Владислав Отрошенко. Гения убить недостаточно: книга эссе-новелл. – М.: АСТ, Редакция Елены Шубиной, 2024. – 252 [4] с.: ил. – (Культурный разговор).
Тяга к литературоведческому анализу проявилась у Владислава Отрошенко довольно рано. В начале 90 х годов на страницах журнала «Московский вестник» была опубликована повесть тридцатилетнего прозаика «Веди меня, Слепец!» (позднее она вышла в серии «ЖЗЛ»), посвящённая запутанному судебному делу убийства французской модистки Симон-Демаш, к которому привлекался наш выдающийся драматург Александр Сухово-Кобылин. Уже тогда стало ясно, что исследователя интересуют не общеизвестные, хрестоматийные события литературной истории, а её неоднозначные и малоизвестные эпизоды.
Эта особенность его творческой методологии отразилась и в сборнике его эссе «Гения убить недостаточно». Он стремится писать не сухие академические экзерсисы, а острые, увлекательные рассказы.
Дело в том, что во второй половине ХХ века и на рубеже миллениума в мировой литературоведческой науке наметился серьёзный кризис. Многие специалисты стали составлять узкоспециализированные тексты, используя наукообразную лексику, которая получила негласное обозначение – птичий язык. Причиной этого чаще всего является дефицит оригинальных мыслей и самостоятельных оценок, когда автор лишь жонглирует умными словами, которые подчас понятны только «посвящённым».
В результате – катастрофически сократилась аудитория таких сочинений. Статьи и книги Белинского, Аполлона Григорьева, Розанова, Бахтина, Кожинова были понятны любому мало-мальски вдумчивому читателю, а нынешние материалы, где пестрят перцепции, амплификации и прочая парадигматика, нужно изучать со словарём специальных терминов.
Несомненно, литературоведы чувствовали проблему, с которой столкнулись, и старались решать её (каждому ведь хочется не вещать на келейную публику, а быть услышанным в широких кругах). На помощь пришли медийные формы. Ираклий Андроников произносил увлекательные монологи, которые пользовались большей популярностью, чем кропотливое изучение лермонтовского наследия. Выходили к микрофону и телеобъективу Юрий Лотман, Эдвард Радзинский, Александр Панченко… Высоко чтимый автором сборника Михаил Гаспаров после высоколобого стиховедения выпустил книгу «Занимательная Греция».

• ПЕРЕЧЕНЬ СТРОК:
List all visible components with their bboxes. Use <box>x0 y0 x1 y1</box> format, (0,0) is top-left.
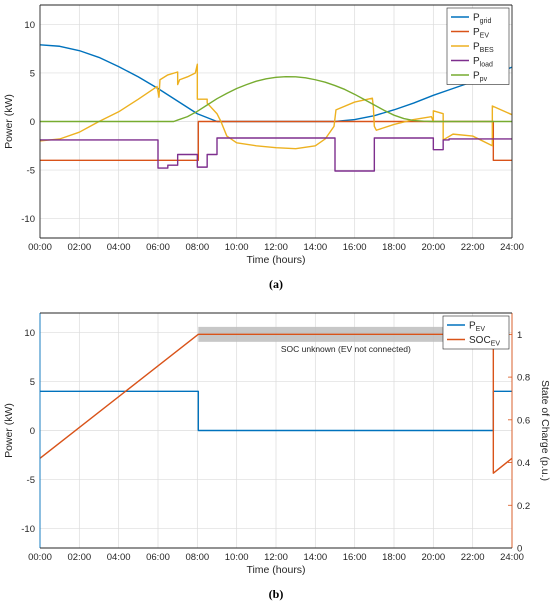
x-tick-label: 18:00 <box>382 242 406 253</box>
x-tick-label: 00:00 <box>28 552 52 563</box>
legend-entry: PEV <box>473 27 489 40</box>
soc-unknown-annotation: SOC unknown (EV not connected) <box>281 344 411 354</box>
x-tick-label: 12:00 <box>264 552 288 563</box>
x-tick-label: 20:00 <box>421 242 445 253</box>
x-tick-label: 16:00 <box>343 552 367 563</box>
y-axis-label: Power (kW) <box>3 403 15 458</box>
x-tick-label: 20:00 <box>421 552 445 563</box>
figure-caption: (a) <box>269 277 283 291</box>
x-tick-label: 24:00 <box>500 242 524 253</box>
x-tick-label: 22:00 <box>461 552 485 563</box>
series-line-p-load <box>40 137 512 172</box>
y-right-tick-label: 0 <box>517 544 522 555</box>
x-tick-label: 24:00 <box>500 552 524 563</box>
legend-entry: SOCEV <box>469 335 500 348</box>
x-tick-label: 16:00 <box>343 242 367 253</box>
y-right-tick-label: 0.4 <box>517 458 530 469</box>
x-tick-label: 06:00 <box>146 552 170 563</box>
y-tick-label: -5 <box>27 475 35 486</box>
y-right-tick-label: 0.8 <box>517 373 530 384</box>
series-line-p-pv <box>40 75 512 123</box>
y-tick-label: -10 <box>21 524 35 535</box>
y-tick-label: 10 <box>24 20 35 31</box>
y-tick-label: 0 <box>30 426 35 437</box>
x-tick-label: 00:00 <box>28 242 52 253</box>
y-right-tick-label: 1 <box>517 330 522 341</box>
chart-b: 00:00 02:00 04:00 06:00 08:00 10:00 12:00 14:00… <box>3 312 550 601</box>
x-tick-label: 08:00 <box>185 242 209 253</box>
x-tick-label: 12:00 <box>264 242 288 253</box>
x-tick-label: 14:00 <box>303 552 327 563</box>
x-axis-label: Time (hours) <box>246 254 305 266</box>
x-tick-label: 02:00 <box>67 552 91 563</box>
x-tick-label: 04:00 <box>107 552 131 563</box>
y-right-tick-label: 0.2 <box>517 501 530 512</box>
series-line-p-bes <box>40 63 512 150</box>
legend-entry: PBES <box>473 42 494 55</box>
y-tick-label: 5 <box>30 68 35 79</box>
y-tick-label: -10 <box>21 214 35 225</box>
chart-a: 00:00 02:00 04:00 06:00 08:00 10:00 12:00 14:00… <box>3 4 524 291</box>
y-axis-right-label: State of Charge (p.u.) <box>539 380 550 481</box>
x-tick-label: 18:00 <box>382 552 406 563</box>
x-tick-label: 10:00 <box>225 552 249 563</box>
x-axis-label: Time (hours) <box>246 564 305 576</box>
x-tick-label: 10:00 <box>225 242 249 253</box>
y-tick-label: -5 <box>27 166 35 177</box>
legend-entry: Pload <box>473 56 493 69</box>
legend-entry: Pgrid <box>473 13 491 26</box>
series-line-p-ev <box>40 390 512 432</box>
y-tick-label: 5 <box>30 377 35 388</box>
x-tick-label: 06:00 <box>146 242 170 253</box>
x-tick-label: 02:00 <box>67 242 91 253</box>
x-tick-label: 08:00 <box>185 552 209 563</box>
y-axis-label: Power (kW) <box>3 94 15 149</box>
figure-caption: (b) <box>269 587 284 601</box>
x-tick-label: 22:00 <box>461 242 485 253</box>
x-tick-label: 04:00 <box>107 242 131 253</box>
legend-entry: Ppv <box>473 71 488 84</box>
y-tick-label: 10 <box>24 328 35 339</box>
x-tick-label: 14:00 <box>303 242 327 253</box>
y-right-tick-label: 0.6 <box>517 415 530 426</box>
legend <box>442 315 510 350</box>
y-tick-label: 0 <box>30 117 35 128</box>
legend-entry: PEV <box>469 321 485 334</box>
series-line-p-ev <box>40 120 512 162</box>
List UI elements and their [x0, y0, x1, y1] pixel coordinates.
==
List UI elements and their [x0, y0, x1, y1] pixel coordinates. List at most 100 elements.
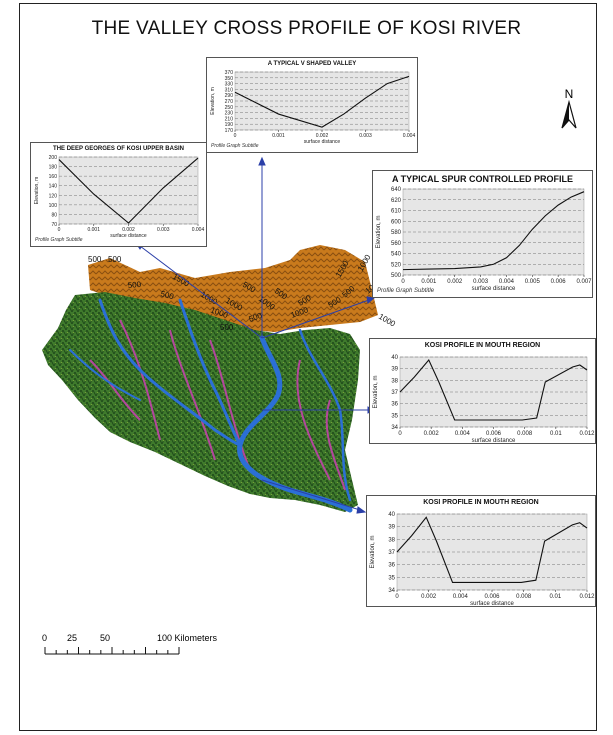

• ЧТО НУЖНО СДЕЛАТЬ:
a - Верните из рецензии на книгу Отрошенко дословно весь отрывок, начиная с «Дело в том, что» и вплоть до «словарём специальных терминов.».
b - В каком журнале, согласно рецензии на книгу Отрошенко, была опубликована повесть «Веди меня, Слепец!»?
c - Продолжите рецензию на книгу Отрошенко, начав сразу после её последнего предложения.

• ОТВЕТЫ ПО ПОРЯДКУ:
a -
Дело в том, что во второй половине ХХ века и на рубеже миллениума в мировой литературоведческой науке наметился серьёзный кризис. Многие специалисты стали составлять узкоспециализированные тексты, используя наукообразную лексику, которая получила негласное обозначение – птичий язык. Причиной этого чаще всего является дефицит оригинальных мыслей и самостоятельных оценок, когда автор лишь жонглирует умными словами, которые подчас понятны только «посвящённым».
В результате – катастрофически сократилась аудитория таких сочинений. Статьи и книги Белинского, Аполлона Григорьева, Розанова, Бахтина, Кожинова были понятны любому мало-мальски вдумчивому читателю, а нынешние материалы, где пестрят перцепции, амплификации и прочая парадигматика, нужно изучать со словарём специальных терминов.

b - В журнале «Московский вестник».

c -
По этому пути следует и Владислав Отрошенко. Его эссе читабельны, какой бы страницы мировой культуры он ни касался: загадочной истории со ссылкой Овидия, трагической жизни Шопенгауэра и Ницше, удивительных отношений Катулла с Лесбией, любовных связей Тютчева, редакторской судьбы Томаса Вулфа, интереса писателей к карточной и не только игре («Пиковая дама», «Маскарад», «Свадьба Кречинского»), работы Андрея Платонова над записными книжками…
При огромном диапазоне интересов исследователя он часто проявляет и завидную кропотливость. Для того чтобы понять образ итальянской реки Бренты, которую так по-разному изобразили Пушкин и Ходасевич, он не поленился своими глазами проследить её течение. Тщательно проработан и процитирован им и текст афористичных миниатюр не очень известного у нас итальянского прозаика Франко Армино.
Немало страниц книги посвящено тому, как актуализируется творчество писателя в будущих временах и пространствах после его физической смерти. Отсюда и название сборника.
Но как говаривал тот же Шопенгауэр, возможность делать смелые выводы толкает нас на рискованные поступки. И вот свободная манера изложения иногда аукается эссеисту несколько панибратским отношением к классикам, и вот прославленный историк Светоний именуется шельмецом, знаменитый психиатр Чезаре Ломброзо становится глумливым доктором, образ жизни Гая Валерия Катулла аттестуется как блуд и стишки, а автор «Мира как воли и представления» характеризуется как душевнобольной мальчик.
В случае с Овидием напрашивалось сопоставление с опытом ренессансного Петрарки, который через тысячу лет (вольно или невольно всплывают идеи сторонников новой хронологии) демонстрировал такую же географическую дремучесть. Он ведь описывал дикую и студёную Скифию, которой никогда не видал, так же огульно и безосновательно, что точно запечатлел в своём стихотворении Юрий Кузнецов.
Завершает содержание миниатюра о Роберте Музиле, о которой мне трудно говорить: слишком много моей крови этот писатель выпил во время работы над кандидатской диссертацией.
Пользуясь ассоциативным методом, автор широко и продуктивно привлекает сопутствующий материал. Тем не менее бросаются в глаза и некоторые необъяснимые лакуны. Так, рассказывая о зловещей атмосфере Венеции, он кричаще не упоминает о новелле Томаса Манна «Смерть в Венеции» и фильме Лукино Висконти по её мотивам; в истории с «Повестями Белкина» ни словом не обмолвился о шестой, которую сто лет спустя сочинил Михаил Зощенко.
Впрочем, В. Отрошенко сам ставит над собой такие законы, и наше мнение для него – не указ.